=== THE REQUEST ===
The line containing "Enumerate this screenshot's" marks the start; return it and every line after it in the listing below, exactly, through the last.

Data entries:
-- BEGIN --

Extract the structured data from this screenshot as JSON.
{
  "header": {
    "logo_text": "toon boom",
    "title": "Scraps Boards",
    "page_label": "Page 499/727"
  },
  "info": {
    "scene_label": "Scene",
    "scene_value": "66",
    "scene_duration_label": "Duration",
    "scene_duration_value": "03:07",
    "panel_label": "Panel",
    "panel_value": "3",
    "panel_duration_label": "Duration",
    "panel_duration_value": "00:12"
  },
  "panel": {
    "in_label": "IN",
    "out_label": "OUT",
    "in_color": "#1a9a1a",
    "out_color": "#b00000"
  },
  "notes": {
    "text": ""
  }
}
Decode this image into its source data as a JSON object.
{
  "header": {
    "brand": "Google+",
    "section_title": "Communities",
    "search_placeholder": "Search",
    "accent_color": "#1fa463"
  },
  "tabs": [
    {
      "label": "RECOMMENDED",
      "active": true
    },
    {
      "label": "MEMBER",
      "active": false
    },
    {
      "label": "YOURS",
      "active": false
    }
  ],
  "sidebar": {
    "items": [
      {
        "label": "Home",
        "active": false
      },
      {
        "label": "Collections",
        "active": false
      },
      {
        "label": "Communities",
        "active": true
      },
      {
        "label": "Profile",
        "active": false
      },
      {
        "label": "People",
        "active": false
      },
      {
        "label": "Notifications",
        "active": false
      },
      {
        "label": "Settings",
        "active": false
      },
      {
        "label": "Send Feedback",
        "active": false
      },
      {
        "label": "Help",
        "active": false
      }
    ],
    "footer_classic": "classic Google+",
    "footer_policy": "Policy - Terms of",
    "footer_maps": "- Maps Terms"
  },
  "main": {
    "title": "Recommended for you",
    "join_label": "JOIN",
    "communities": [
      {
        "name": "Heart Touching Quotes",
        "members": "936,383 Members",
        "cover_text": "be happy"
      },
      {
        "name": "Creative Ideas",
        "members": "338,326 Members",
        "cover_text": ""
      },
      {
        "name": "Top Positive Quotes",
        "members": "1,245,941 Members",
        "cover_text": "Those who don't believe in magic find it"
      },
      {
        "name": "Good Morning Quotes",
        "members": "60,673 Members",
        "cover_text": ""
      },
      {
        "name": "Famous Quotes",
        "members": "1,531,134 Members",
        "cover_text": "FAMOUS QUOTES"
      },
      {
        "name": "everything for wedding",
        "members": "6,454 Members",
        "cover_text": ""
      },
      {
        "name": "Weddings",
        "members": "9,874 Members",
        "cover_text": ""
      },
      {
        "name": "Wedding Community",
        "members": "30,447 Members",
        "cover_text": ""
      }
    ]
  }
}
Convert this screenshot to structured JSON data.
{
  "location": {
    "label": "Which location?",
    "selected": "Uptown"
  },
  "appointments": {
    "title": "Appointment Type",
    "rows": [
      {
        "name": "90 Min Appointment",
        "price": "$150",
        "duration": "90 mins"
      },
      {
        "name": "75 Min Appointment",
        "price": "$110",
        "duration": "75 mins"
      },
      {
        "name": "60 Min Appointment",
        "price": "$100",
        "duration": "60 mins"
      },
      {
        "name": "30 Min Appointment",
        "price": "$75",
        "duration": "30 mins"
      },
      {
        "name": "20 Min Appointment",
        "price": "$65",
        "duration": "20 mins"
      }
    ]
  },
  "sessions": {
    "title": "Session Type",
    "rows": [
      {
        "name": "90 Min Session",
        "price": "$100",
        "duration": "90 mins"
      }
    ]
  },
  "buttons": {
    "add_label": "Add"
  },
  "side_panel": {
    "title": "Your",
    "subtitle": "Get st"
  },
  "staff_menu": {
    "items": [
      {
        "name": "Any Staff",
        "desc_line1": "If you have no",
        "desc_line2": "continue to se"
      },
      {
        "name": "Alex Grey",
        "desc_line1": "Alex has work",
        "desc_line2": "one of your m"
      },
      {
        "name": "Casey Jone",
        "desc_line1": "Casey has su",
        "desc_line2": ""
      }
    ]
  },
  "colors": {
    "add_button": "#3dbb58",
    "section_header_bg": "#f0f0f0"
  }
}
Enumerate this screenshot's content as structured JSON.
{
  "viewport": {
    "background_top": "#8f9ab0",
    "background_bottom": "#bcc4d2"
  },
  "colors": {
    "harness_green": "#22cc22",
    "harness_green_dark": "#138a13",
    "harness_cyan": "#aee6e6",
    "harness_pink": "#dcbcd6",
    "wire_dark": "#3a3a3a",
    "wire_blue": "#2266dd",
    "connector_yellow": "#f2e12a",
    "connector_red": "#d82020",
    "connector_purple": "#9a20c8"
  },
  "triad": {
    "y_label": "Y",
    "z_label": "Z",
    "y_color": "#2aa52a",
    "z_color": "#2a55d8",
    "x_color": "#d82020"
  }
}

-- END --

=== RESULT OF THE TASK ===
Enumerate this screenshot's content as structured JSON.
{
  "viewport": {
    "background_top": "#8f9ab0",
    "background_bottom": "#bcc4d2"
  },
  "colors": {
    "harness_green": "#22cc22",
    "harness_green_dark": "#138a13",
    "harness_cyan": "#aee6e6",
    "harness_pink": "#dcbcd6",
    "wire_dark": "#3a3a3a",
    "wire_blue": "#2266dd",
    "connector_yellow": "#f2e12a",
    "connector_red": "#d82020",
    "connector_purple": "#9a20c8"
  },
  "triad": {
    "y_label": "Y",
    "z_label": "Z",
    "y_color": "#2aa52a",
    "z_color": "#2a55d8",
    "x_color": "#d82020"
  }
}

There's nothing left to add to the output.